### [VORGELEGTER TEXT]
Staatsanwalt Filip Trebuch wirft dem unbescholtenen Teenager vor, das Mädchen am Tattag zu ihrer Wohnung begleitet zu haben, obwohl er selbst am anderen Ende von Wien wohnt. Während er vor der Wohnung wartete, zog sich das Mädchen um, schon bei der Liftfahrt nach unten soll er sie danach an den Brüsten berührt haben.

Notdurft im Müllraum

Im Erdgeschoß meldete er an, seine Notdurft verrichten zu müssen, und ging in den Müllraum. Dort soll er sie hineingezogen haben, neuerlich ihre Geschlechtsteile berührt und schließlich versucht haben, ihre Hose zu öffnen, um sie zu vergewaltigen. Nur das Erscheinen von zwei Unbekannten brachte ihn dazu, seinen Plan aufzugeben, ist der Ankläger überzeugt.

Verteidiger Oliver Ertl hält die Angelegenheit dagegen für juristisch schwer überbewertet. In der Pubertät würden die Hormone verrückt spielen, es sei in diesem Alter normal, bei "spielerischem Gerangel" das andere Geschlecht zu berühren, erklärt er in seinem Eröffnungsplädoyer. Eine Vergewaltigungsabsicht habe jedenfalls nie bestanden, gibt er sich überzeugt.

E. selbst bekennt sich teilweise schuldig – wofür, wird nicht ganz klar. Denn seiner Version nach ist nicht einmal entfernt etwas Ungesetzliches geschehen. "Sie hat gesagt, sie muss sich umziehen. Unten bin ich dann in den Müllraum. Ich habe sie einmal gefragt, ob sie mit reinkommen will, sie hat Nein gesagt. Dann kam sie doch rein, wir haben uns einmal umarmt. Danach hat sie an ihre Freundin eine Nachricht geschickt, dass sie sich verspätet", versucht der Schüler den Senat zu überzeugen.

### [DATENSÄTZE]
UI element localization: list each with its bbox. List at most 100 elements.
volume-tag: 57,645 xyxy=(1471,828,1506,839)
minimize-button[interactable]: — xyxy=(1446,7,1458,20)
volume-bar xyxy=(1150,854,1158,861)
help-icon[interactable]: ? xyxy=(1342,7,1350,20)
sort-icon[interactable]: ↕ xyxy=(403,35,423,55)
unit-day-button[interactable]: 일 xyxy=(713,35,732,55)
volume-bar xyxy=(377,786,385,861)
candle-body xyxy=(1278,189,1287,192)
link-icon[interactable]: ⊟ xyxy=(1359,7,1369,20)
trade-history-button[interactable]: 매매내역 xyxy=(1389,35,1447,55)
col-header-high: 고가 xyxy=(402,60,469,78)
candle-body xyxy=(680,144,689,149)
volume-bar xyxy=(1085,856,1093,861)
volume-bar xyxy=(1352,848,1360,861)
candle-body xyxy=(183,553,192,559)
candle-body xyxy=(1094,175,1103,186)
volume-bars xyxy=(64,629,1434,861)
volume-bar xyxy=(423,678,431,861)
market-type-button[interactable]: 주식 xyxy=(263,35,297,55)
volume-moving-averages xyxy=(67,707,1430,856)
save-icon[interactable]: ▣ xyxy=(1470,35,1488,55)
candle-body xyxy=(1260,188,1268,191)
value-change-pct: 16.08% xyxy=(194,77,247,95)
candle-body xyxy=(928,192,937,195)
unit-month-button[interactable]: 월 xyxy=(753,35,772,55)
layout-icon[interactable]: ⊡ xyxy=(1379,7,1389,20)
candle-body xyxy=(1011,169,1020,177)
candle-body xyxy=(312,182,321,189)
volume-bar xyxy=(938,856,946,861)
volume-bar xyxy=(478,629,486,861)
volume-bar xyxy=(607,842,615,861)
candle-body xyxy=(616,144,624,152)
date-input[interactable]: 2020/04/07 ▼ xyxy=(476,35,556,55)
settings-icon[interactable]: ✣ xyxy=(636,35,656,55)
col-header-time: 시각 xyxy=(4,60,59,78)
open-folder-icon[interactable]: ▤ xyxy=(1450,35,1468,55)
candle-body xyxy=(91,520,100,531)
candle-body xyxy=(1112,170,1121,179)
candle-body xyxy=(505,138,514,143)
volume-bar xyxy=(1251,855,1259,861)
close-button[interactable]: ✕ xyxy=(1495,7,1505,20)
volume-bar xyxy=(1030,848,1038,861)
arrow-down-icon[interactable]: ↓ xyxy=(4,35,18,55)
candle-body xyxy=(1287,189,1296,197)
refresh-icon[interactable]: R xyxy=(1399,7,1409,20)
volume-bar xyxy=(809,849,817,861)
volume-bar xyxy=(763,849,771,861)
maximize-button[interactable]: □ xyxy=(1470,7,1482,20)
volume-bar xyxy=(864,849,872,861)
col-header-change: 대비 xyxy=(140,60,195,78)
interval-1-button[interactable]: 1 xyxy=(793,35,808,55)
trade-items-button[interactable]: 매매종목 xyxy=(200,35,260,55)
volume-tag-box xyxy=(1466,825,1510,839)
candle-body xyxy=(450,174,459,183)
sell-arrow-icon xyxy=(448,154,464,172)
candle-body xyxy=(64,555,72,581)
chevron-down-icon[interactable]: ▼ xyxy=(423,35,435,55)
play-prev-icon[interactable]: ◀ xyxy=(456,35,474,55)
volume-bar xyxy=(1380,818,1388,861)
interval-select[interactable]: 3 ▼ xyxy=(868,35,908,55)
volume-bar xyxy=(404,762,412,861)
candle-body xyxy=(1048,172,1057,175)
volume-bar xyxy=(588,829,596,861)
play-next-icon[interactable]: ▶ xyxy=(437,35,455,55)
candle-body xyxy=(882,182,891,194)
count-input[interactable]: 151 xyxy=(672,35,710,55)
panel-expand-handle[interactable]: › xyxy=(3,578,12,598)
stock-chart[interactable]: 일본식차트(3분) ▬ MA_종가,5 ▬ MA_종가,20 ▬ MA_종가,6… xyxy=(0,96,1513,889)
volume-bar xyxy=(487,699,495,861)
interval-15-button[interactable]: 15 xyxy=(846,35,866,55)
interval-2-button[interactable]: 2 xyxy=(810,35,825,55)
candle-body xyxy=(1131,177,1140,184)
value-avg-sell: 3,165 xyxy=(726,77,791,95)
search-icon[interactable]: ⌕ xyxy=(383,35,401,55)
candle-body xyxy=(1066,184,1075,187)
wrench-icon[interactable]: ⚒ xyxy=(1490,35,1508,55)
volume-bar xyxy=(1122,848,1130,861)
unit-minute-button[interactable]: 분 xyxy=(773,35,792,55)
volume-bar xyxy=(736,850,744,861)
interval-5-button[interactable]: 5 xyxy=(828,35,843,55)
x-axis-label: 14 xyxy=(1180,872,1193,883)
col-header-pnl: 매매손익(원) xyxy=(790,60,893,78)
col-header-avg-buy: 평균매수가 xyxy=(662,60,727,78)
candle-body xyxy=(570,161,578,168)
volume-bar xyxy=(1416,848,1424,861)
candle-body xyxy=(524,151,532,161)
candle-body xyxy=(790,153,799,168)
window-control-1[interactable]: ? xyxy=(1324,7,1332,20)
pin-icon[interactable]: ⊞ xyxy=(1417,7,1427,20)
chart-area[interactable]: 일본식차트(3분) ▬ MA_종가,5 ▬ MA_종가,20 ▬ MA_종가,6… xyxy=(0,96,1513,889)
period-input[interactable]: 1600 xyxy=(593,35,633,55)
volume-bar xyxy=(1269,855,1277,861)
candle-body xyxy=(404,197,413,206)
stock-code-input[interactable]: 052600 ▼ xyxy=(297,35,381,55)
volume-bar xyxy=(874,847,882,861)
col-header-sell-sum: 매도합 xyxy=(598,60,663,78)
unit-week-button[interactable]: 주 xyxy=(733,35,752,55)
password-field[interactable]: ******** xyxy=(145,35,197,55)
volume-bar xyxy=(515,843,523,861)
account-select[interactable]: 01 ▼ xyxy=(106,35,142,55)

### [ANWEISUNGEN]
1 - Prüfe, ob die folgenden Aussagen mit dem Prozessbericht übereinstimmen, und antworte jeweils mit Ja oder Nein samt den entscheidenden Worten des Prozessberichts als wörtlichem Zitat: (a) Der Angeklagte wohnt selbst am anderen Ende von Wien. (b) Der Verteidiger hält die Angelegenheit für juristisch angemessen bewertet. (c) E. bekennt sich vollständig schuldig.
2 - Gib die Datensätze wortgetreu wieder, beginnend mit ihrer ersten Zeile und endend nach der Zeile, die „link-icon[interactable]: ⊟ xyxy=(1359,7,1369,20)“ enthält.

### [SCHRIFTLICHE ANTWORTEN]
1 -
(a) Ja – „obwohl er selbst am anderen Ende von Wien wohnt“
(b) Nein – „hält die Angelegenheit dagegen für juristisch schwer überbewertet“
(c) Nein – „bekennt sich teilweise schuldig“

2 -
UI element localization: list each with its bbox. List at most 100 elements.
volume-tag: 57,645 xyxy=(1471,828,1506,839)
minimize-button[interactable]: — xyxy=(1446,7,1458,20)
volume-bar xyxy=(1150,854,1158,861)
help-icon[interactable]: ? xyxy=(1342,7,1350,20)
sort-icon[interactable]: ↕ xyxy=(403,35,423,55)
unit-day-button[interactable]: 일 xyxy=(713,35,732,55)
volume-bar xyxy=(377,786,385,861)
candle-body xyxy=(1278,189,1287,192)
link-icon[interactable]: ⊟ xyxy=(1359,7,1369,20)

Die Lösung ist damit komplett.